Locate the string "htsc" in the listing below. Copy every line where it is found.

** Begin **

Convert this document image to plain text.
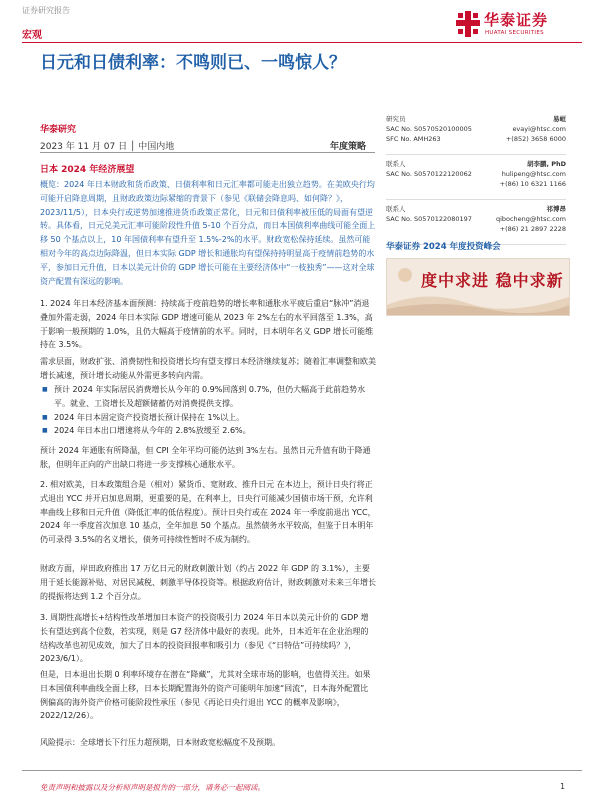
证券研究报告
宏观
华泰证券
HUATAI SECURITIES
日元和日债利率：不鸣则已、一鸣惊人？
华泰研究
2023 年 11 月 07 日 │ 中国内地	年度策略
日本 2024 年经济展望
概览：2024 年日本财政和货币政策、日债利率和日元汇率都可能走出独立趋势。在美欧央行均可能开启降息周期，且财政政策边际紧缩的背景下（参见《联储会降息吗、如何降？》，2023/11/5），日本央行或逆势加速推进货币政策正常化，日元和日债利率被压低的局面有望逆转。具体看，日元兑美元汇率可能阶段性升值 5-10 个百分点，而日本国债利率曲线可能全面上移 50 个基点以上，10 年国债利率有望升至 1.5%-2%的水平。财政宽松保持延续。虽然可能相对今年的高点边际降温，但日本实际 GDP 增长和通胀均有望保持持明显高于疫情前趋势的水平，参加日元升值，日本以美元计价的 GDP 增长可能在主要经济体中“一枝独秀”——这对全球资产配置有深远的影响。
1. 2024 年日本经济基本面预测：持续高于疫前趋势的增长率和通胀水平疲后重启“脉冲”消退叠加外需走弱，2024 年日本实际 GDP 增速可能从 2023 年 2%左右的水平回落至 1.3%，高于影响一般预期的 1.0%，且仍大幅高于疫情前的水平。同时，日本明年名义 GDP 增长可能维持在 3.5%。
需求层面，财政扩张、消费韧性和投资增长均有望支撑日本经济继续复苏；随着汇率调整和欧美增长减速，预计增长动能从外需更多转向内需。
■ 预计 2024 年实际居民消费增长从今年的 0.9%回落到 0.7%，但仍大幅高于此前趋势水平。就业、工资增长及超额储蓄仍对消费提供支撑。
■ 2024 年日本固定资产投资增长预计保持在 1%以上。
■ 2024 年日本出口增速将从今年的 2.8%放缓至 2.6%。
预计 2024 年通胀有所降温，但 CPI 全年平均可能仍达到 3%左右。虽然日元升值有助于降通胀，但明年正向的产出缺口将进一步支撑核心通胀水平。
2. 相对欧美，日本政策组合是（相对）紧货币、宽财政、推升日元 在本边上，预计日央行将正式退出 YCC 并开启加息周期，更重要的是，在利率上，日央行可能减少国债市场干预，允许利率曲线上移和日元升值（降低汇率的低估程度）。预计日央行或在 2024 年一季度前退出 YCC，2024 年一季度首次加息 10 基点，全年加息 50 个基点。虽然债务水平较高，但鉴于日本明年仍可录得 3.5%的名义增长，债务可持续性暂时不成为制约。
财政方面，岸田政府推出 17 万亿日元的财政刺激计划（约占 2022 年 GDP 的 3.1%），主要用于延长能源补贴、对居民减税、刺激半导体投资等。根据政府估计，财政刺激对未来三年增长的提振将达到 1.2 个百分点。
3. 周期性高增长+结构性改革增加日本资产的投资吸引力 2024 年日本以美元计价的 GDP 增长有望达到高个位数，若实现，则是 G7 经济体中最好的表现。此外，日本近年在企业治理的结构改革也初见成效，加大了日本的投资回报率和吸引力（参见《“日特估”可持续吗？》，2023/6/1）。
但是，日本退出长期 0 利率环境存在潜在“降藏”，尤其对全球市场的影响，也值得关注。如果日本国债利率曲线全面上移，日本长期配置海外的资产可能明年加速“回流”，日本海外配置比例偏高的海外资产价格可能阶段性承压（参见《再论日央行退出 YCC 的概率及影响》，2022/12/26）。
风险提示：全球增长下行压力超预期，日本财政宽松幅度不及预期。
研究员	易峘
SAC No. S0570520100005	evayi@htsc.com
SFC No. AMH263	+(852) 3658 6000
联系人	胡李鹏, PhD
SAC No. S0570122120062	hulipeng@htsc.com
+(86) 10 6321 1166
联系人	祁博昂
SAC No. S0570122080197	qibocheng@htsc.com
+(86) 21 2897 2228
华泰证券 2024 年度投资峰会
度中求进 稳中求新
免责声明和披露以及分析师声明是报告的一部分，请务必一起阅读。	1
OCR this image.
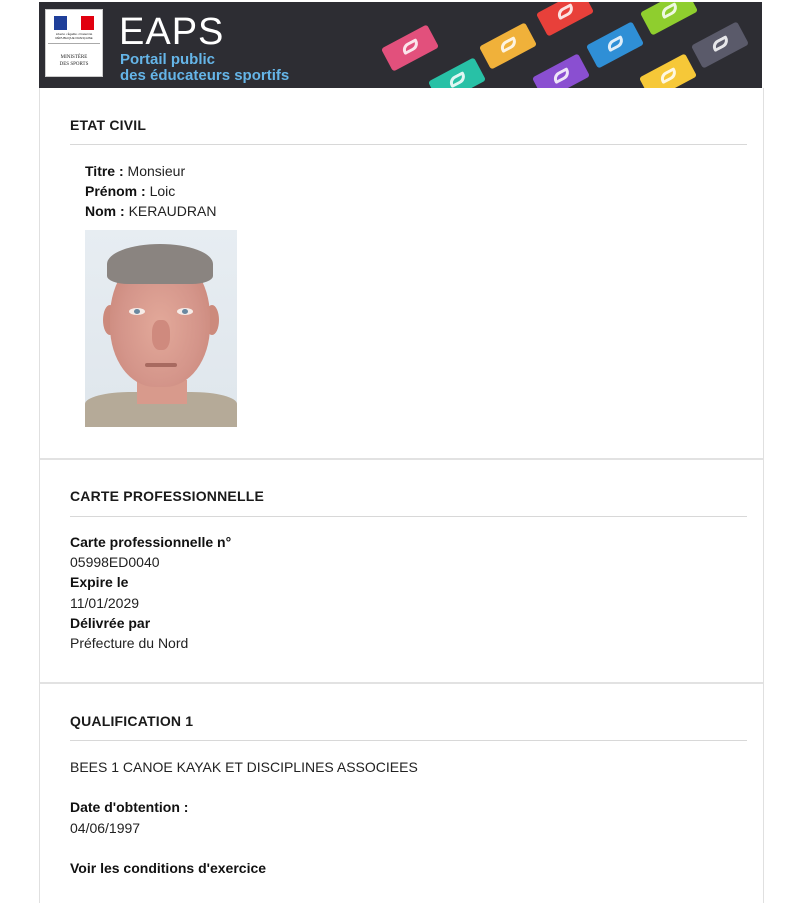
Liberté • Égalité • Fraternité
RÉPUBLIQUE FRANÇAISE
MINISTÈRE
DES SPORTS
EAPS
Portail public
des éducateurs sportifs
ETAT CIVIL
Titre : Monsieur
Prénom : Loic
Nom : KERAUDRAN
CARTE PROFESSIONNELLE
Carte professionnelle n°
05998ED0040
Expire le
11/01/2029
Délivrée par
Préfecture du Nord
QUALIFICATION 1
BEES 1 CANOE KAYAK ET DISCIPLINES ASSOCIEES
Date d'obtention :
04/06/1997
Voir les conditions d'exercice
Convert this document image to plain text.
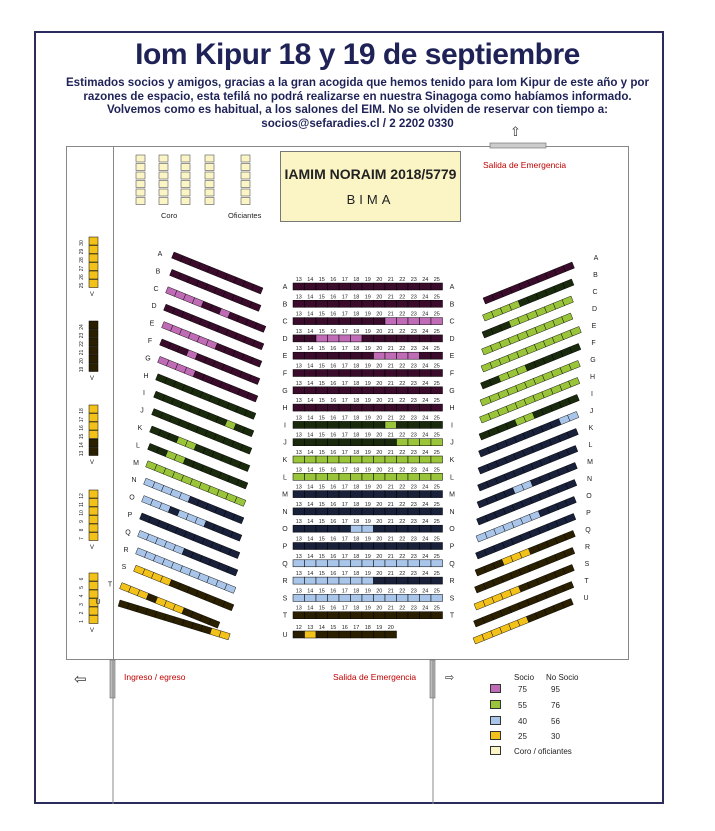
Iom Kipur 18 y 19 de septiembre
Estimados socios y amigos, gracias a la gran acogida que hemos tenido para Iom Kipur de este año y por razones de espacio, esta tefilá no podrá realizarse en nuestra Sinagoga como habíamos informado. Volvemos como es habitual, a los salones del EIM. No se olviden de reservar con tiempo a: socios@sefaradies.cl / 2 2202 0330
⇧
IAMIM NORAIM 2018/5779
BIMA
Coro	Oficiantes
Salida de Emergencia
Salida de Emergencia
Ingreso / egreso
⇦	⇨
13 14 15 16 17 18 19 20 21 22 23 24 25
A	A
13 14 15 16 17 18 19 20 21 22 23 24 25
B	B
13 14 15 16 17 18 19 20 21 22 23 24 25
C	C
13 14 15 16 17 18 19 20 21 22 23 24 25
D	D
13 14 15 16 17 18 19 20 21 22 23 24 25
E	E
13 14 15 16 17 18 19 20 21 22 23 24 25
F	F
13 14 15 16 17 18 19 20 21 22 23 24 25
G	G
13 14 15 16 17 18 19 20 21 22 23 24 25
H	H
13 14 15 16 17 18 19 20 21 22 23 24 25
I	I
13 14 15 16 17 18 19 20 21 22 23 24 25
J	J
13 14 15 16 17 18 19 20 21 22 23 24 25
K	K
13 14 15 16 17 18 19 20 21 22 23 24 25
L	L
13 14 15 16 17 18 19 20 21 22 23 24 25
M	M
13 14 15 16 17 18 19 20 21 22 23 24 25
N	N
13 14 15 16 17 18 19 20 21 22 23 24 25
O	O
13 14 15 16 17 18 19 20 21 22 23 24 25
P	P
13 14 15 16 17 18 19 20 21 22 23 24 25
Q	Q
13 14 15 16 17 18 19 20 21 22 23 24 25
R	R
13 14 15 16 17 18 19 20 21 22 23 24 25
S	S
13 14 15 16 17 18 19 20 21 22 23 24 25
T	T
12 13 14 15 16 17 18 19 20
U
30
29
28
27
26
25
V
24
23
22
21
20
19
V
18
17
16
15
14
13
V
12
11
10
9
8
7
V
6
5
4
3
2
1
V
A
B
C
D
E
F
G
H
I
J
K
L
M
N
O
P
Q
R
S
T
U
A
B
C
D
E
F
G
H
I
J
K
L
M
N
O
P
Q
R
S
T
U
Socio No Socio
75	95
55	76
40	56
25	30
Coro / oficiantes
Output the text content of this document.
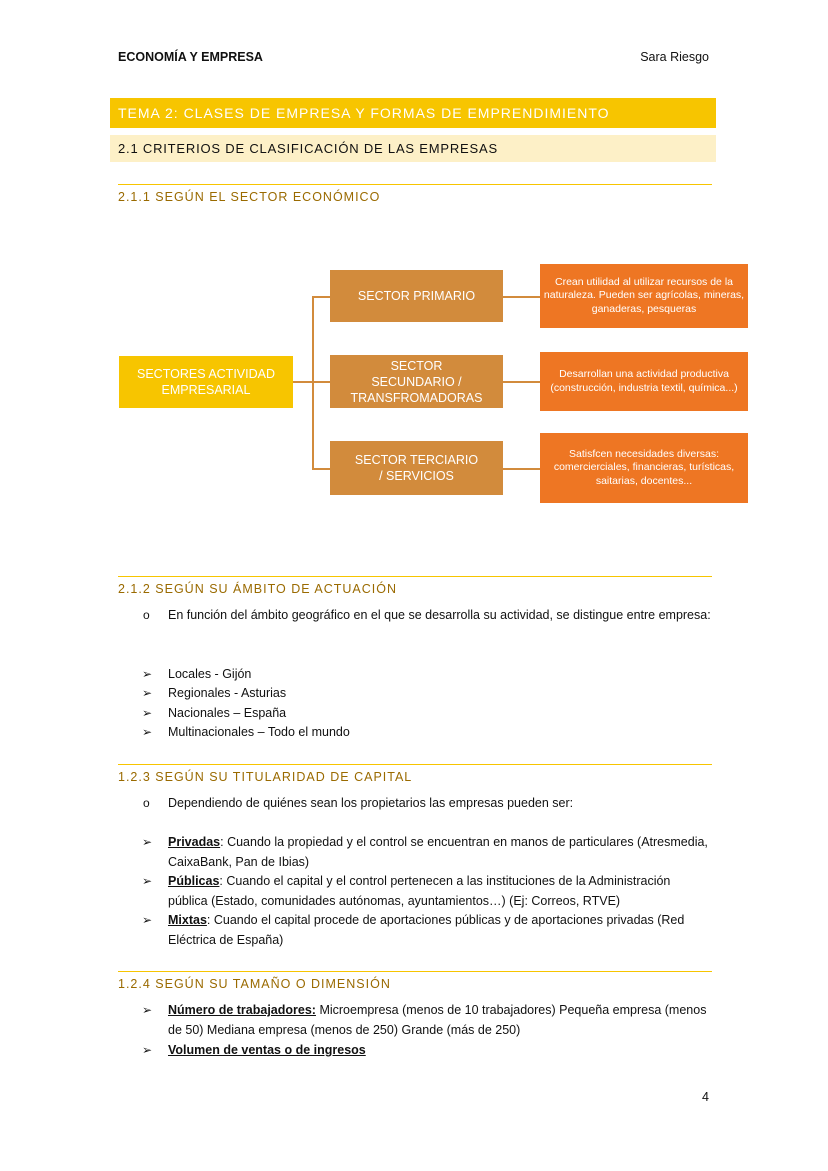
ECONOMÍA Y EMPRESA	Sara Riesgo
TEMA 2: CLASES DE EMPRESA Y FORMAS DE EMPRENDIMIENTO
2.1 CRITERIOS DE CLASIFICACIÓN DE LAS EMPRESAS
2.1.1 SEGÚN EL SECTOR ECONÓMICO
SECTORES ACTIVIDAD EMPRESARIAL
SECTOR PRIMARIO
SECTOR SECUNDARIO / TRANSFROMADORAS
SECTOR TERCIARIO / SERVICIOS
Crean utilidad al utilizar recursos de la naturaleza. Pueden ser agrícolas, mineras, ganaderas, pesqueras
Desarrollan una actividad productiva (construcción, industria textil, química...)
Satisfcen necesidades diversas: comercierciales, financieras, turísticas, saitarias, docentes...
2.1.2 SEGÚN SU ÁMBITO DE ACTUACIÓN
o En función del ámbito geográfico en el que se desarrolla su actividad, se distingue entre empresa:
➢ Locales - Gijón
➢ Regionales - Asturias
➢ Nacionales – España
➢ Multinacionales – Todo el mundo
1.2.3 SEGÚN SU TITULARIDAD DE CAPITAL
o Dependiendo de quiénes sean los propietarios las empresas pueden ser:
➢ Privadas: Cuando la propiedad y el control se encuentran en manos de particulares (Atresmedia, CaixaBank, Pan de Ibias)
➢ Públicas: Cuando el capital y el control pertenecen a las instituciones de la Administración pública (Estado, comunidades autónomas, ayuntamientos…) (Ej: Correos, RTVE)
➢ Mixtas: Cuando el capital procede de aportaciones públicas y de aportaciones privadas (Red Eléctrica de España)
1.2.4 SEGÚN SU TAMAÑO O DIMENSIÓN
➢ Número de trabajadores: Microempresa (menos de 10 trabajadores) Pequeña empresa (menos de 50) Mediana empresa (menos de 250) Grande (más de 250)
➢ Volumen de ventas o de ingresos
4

** End **

Response to the task:
SAC No. S0570520100005	evayi@htsc.com
SAC No. S0570122120062	hulipeng@htsc.com
SAC No. S0570122080197	qibocheng@htsc.com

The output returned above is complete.